--- START OF Stored records ---
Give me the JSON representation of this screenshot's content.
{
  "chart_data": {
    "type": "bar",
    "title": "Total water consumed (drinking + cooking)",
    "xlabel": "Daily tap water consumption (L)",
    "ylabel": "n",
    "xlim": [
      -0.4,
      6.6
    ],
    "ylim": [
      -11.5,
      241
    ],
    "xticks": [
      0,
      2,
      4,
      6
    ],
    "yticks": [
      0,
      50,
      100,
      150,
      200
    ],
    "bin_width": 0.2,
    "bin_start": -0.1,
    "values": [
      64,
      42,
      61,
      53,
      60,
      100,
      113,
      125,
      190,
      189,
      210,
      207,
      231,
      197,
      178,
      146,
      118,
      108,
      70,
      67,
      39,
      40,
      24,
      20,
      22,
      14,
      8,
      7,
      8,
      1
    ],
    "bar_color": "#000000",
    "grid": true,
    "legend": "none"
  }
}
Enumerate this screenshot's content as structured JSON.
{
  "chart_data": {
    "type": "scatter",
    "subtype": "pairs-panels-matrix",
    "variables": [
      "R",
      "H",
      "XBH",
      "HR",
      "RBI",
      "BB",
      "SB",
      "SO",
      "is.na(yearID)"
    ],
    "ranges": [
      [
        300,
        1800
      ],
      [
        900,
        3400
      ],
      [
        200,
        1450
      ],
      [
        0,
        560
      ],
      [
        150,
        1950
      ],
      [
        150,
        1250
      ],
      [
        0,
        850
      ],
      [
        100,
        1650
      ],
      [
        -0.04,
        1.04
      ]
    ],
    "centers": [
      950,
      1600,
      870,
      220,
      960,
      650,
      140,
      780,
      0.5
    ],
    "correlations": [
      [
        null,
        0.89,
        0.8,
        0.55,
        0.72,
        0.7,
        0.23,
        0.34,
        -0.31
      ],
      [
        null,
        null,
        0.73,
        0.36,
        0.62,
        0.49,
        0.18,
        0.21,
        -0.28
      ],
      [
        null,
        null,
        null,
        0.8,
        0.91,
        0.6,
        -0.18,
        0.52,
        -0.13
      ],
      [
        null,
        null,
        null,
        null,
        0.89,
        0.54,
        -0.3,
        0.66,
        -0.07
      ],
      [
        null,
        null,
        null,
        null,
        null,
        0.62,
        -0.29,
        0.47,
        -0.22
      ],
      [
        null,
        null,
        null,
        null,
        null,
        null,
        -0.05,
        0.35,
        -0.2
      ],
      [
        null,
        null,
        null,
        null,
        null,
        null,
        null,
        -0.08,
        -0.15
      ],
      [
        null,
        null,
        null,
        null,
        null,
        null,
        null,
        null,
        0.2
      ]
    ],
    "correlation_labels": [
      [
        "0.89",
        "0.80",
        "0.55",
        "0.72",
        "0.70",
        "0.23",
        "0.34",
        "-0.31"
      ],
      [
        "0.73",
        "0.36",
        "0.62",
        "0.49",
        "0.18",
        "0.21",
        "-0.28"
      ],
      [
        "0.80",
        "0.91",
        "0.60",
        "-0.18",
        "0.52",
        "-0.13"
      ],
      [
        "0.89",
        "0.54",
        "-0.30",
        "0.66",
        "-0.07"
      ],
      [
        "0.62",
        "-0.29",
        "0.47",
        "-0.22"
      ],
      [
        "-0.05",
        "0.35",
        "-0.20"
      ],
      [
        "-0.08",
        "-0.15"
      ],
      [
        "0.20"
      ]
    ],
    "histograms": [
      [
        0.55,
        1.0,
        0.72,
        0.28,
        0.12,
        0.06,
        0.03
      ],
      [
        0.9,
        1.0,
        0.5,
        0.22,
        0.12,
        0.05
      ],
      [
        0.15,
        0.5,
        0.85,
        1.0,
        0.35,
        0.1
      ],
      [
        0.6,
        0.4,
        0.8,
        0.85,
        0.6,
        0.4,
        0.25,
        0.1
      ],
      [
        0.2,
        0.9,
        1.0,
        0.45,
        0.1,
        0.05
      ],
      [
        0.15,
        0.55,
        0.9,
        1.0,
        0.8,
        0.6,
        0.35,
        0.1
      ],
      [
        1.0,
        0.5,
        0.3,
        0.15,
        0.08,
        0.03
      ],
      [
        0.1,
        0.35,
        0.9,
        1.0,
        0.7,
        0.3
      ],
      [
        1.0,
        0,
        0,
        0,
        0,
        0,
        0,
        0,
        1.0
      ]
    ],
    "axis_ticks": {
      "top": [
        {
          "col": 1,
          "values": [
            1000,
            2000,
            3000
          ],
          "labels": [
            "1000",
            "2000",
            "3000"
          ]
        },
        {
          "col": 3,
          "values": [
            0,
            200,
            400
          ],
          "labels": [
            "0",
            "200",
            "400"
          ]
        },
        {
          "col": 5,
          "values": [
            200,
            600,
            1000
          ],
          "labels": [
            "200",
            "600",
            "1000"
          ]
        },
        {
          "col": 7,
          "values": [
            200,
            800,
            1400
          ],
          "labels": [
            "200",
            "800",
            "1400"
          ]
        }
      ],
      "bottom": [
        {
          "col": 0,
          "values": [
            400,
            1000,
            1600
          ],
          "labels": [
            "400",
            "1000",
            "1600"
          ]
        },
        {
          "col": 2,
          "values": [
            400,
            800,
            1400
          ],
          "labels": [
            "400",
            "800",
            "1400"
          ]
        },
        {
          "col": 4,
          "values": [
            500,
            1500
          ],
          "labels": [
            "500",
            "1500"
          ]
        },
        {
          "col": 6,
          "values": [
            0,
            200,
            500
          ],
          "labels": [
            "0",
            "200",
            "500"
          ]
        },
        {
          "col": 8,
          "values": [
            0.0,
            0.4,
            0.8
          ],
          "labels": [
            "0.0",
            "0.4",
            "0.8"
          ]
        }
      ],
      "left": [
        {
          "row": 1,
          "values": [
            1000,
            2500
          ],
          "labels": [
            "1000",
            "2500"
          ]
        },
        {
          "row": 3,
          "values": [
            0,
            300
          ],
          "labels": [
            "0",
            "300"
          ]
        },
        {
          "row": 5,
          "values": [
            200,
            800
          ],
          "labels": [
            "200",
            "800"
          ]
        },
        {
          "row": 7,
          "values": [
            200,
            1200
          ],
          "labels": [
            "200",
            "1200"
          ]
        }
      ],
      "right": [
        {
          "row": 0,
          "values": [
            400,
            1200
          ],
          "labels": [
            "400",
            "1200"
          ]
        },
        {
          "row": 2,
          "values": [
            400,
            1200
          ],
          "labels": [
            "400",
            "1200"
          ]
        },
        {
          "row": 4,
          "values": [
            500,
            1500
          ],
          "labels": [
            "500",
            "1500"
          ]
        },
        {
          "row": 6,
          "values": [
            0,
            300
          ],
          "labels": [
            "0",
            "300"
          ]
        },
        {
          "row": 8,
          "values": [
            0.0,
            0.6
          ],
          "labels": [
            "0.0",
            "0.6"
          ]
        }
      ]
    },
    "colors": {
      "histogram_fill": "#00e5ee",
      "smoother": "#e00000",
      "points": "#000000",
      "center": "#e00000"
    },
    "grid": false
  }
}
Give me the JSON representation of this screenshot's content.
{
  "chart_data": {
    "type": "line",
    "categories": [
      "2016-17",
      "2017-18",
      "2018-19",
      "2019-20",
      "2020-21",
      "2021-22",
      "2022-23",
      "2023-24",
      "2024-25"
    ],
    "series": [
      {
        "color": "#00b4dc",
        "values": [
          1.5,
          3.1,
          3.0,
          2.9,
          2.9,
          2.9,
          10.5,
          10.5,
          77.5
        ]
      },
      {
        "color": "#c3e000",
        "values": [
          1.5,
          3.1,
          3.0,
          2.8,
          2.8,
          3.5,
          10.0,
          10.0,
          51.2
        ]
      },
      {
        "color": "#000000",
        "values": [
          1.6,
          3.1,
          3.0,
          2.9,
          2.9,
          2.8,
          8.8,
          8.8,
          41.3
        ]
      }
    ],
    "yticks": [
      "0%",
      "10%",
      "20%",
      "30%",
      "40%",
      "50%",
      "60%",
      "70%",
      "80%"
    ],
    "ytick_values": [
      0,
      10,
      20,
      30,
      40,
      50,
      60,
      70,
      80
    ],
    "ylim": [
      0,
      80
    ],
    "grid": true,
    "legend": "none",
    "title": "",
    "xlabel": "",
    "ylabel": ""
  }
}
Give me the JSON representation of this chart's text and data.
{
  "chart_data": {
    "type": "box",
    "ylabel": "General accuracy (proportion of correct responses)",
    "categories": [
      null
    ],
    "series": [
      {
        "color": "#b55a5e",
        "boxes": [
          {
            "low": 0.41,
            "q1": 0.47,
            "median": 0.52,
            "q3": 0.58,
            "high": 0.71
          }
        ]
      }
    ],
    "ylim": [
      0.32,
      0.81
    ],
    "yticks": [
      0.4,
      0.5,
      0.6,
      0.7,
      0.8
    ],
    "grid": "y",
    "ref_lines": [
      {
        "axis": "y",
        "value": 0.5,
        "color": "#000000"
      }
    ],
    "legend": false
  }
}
--- END OF Stored records ---
Work to be completed:
Identify all lines in the records above with the word "grid".

Complete answer:
    "grid": true,
    "grid": false
    "grid": true,
    "grid": "y",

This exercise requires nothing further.